-- BEGIN --

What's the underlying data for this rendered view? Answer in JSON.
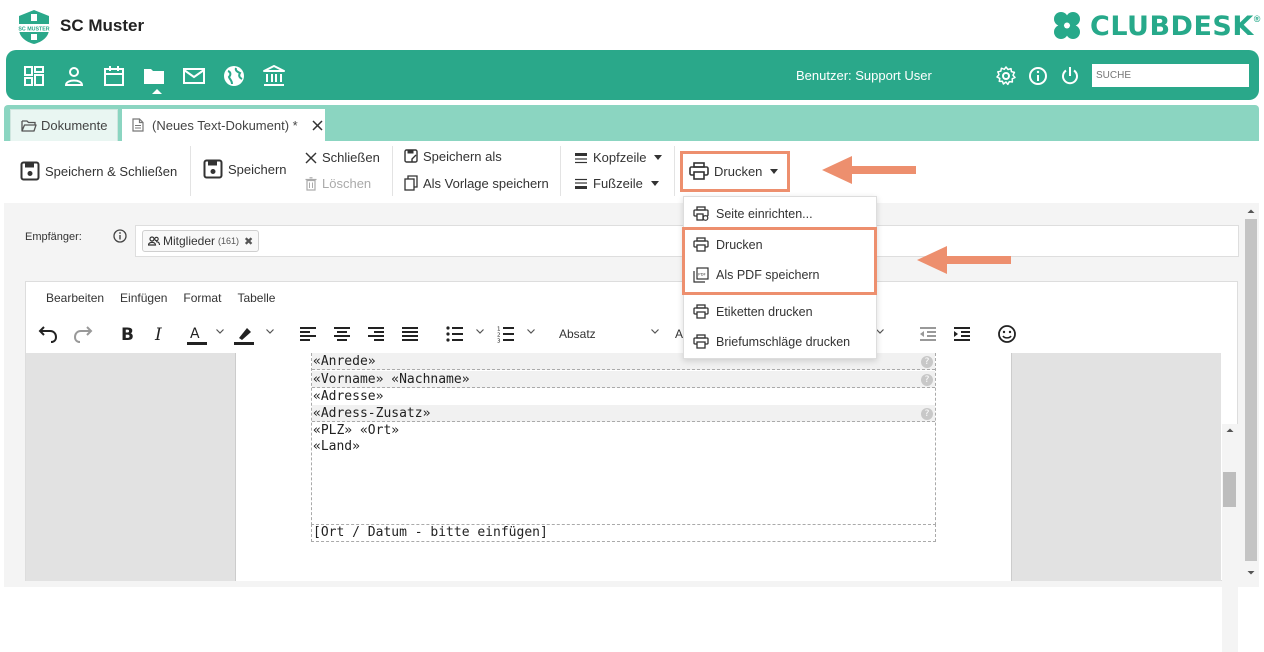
{
  "header": {
    "badge_text": "SC MUSTER",
    "club_name": "SC Muster",
    "brand": "CLUBDESK",
    "brand_reg": "®",
    "brand_color": "#27a98a"
  },
  "navbar": {
    "items": [
      "dashboard-icon",
      "person-icon",
      "calendar-icon",
      "folder-icon",
      "mail-icon",
      "globe-icon",
      "bank-icon"
    ],
    "active": "folder-icon",
    "user_label": "Benutzer: Support User",
    "search_placeholder": "SUCHE",
    "color": "#2aa88a"
  },
  "tabs": [
    {
      "label": "Dokumente",
      "icon": "folder-open-icon"
    },
    {
      "label": "(Neues Text-Dokument) *",
      "icon": "document-icon",
      "closable": true
    }
  ],
  "toolbar": {
    "save_close": "Speichern & Schließen",
    "save": "Speichern",
    "close": "Schließen",
    "delete": "Löschen",
    "save_as": "Speichern als",
    "save_template": "Als Vorlage speichern",
    "header": "Kopfzeile",
    "footer": "Fußzeile",
    "print": "Drucken"
  },
  "recipients": {
    "label": "Empfänger:",
    "chip_label": "Mitglieder",
    "chip_count": "(161)",
    "chip_remove": "✖"
  },
  "editor": {
    "menu": [
      "Bearbeiten",
      "Einfügen",
      "Format",
      "Tabelle"
    ],
    "block_format": "Absatz",
    "font_partial": "A"
  },
  "document": {
    "lines": [
      {
        "text": "«Anrede»",
        "field": true
      },
      {
        "text": "«Vorname» «Nachname»",
        "field": true
      },
      {
        "text": "«Adresse»",
        "field": false
      },
      {
        "text": "«Adress-Zusatz»",
        "field": true
      },
      {
        "text": "«PLZ» «Ort»",
        "field": false
      },
      {
        "text": "«Land»",
        "field": false
      }
    ],
    "place_date": "[Ort / Datum - bitte einfügen]",
    "help_glyph": "?"
  },
  "print_menu": {
    "items": [
      "Seite einrichten...",
      "Drucken",
      "Als PDF speichern",
      "Etiketten drucken",
      "Briefumschläge drucken"
    ]
  },
  "annotation_color": "#ed8f6e"
}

-- END --

● Your goal
Pick out and copy every line that contains the word "Schließen".

● Result for this exercise
    "save_close": "Speichern & Schließen",
    "close": "Schließen",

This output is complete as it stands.